* start Extracted entries *

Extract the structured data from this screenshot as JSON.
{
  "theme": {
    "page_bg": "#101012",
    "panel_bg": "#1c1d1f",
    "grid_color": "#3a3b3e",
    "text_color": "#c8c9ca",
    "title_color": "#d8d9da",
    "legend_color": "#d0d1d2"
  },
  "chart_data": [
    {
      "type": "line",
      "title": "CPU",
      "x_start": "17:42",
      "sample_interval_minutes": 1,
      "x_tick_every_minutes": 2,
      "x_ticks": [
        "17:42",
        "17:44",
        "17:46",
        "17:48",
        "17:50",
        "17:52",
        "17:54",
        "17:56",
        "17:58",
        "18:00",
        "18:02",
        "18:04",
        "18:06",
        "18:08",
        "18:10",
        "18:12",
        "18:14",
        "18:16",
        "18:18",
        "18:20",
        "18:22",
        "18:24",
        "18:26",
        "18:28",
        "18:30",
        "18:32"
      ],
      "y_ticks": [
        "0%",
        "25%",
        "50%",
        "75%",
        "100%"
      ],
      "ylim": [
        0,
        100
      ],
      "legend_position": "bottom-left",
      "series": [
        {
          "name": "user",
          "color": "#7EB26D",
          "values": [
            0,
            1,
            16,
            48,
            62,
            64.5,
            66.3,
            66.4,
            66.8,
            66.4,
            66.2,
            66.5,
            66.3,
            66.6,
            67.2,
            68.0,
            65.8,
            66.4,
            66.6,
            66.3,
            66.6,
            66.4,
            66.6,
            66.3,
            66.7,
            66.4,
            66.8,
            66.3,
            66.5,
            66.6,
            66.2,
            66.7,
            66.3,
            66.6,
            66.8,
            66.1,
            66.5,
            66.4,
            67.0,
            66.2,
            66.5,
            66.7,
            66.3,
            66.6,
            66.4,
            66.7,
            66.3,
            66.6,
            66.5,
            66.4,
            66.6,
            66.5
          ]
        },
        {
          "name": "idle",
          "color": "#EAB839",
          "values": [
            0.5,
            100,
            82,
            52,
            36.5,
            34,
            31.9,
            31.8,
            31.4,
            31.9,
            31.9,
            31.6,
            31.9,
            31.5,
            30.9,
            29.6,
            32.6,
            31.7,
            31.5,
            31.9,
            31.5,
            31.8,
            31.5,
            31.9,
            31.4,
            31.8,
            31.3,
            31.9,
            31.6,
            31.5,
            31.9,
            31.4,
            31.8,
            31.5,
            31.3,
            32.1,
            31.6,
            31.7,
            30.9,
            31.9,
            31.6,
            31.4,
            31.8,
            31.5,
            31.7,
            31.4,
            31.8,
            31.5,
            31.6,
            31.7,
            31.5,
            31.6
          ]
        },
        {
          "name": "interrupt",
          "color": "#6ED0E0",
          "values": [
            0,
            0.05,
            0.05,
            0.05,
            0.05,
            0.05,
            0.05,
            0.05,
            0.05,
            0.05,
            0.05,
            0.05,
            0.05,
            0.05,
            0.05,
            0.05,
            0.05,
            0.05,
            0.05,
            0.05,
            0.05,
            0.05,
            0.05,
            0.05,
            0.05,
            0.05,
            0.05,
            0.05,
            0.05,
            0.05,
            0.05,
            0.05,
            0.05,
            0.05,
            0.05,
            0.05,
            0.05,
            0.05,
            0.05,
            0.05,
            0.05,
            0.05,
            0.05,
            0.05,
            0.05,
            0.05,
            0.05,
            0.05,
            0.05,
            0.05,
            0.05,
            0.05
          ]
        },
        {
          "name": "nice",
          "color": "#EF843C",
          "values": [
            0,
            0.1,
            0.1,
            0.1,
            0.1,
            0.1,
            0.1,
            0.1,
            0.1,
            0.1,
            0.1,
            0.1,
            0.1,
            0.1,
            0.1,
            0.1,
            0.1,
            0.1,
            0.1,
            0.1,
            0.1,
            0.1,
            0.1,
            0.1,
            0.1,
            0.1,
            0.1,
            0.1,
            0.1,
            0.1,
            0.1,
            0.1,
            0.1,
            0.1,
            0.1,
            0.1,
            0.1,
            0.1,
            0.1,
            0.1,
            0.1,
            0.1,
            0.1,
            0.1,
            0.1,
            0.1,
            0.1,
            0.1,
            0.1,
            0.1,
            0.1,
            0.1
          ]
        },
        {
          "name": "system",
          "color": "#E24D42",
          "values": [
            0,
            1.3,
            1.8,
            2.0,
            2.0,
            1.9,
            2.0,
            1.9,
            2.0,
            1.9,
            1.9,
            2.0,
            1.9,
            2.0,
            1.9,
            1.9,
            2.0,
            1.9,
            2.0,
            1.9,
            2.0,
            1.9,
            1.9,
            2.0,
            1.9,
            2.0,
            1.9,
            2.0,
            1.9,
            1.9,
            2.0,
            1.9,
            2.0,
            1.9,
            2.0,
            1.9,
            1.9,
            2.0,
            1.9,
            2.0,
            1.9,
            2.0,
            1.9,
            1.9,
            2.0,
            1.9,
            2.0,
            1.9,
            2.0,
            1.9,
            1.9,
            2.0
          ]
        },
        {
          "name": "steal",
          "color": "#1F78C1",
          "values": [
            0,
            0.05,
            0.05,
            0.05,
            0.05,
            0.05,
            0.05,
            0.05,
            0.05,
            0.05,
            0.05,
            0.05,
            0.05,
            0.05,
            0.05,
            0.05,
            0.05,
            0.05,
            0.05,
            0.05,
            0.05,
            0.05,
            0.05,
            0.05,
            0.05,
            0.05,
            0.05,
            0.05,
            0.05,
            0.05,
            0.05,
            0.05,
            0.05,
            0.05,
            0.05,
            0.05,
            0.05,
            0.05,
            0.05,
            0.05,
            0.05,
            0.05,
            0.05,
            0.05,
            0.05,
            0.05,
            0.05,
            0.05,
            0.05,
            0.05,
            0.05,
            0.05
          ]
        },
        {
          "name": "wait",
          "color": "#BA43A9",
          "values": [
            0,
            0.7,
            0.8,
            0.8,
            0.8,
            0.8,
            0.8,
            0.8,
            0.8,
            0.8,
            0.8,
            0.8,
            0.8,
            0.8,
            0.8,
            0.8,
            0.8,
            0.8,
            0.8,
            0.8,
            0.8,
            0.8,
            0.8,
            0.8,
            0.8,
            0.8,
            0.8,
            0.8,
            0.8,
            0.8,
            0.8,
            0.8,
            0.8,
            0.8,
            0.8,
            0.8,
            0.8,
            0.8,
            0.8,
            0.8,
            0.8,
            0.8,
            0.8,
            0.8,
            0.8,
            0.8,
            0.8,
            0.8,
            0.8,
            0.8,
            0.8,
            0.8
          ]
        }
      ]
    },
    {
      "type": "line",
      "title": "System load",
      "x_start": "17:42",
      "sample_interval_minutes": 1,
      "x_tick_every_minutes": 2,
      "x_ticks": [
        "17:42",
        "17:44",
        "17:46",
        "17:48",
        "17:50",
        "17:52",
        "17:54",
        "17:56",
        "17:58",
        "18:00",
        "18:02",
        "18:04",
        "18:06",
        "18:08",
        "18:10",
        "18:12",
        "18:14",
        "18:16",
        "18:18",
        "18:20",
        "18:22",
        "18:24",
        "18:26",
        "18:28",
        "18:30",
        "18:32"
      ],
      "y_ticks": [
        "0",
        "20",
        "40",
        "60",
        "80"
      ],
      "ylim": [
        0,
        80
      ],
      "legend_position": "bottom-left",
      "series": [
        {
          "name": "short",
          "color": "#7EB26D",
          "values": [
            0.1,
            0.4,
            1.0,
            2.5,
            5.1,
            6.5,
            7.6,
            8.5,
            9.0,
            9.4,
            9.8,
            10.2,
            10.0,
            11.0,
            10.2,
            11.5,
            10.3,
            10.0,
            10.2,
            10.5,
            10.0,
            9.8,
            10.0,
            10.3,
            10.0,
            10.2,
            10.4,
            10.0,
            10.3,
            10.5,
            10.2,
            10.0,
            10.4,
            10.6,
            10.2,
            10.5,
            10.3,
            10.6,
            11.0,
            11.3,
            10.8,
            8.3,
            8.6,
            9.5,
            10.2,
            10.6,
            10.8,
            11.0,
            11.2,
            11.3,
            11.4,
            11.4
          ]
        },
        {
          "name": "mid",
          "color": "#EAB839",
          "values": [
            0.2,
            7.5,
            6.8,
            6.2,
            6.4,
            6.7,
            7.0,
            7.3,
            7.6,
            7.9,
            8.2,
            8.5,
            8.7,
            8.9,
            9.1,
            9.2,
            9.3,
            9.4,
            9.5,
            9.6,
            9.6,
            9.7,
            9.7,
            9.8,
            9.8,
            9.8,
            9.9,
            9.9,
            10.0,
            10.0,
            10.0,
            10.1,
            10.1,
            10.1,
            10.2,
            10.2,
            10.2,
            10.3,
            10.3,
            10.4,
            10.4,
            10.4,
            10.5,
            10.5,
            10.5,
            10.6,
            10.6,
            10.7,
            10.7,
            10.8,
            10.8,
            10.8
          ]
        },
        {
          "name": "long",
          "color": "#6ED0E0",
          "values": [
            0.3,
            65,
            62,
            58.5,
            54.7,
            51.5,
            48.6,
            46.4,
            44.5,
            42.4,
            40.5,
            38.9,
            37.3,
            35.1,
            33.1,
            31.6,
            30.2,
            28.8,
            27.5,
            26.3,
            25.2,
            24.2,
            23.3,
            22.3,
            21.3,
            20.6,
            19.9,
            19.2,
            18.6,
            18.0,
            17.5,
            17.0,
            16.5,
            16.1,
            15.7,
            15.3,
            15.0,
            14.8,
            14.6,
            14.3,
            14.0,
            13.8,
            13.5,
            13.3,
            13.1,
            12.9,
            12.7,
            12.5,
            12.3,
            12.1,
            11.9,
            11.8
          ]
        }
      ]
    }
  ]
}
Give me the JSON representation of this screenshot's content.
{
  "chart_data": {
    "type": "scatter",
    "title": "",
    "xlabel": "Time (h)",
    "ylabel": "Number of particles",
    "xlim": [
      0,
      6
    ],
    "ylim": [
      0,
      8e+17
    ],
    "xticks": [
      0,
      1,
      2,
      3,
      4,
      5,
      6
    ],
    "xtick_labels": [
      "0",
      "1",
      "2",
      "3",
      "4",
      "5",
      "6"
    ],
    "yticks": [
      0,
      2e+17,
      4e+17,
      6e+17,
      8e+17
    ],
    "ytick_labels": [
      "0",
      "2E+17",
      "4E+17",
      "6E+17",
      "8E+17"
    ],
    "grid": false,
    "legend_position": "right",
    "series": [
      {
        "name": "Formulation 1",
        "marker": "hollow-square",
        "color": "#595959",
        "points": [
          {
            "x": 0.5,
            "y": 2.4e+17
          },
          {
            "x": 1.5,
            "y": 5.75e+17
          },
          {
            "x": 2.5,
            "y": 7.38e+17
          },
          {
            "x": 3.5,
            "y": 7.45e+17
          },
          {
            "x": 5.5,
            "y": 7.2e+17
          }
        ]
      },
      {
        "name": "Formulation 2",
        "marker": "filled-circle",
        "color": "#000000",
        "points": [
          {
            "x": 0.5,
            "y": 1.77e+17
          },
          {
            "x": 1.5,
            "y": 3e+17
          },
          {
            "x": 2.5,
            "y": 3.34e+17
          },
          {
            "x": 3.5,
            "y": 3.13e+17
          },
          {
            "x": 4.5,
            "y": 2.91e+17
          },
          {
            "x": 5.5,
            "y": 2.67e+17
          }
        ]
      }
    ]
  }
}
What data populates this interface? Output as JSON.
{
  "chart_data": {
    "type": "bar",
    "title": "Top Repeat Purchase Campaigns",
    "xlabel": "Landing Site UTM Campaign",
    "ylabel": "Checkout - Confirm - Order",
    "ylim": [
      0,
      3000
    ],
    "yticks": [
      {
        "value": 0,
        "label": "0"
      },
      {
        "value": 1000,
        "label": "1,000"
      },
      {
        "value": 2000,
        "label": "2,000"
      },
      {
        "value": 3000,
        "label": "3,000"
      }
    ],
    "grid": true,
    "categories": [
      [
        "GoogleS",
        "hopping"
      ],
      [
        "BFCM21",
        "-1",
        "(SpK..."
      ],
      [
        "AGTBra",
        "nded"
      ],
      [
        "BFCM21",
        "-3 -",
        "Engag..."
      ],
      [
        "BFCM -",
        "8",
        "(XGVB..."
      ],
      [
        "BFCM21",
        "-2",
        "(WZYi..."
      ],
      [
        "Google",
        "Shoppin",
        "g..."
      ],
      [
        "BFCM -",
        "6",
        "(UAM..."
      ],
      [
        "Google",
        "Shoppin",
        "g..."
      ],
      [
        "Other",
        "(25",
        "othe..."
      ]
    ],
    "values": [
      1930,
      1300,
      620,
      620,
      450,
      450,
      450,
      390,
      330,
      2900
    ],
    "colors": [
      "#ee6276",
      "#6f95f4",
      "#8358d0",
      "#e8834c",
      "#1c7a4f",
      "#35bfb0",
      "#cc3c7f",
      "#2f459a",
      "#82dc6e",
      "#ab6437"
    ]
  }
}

* end Extracted entries *

Return the lines of the records that include the string "marker".

        "marker": "hollow-square",
        "marker": "filled-circle",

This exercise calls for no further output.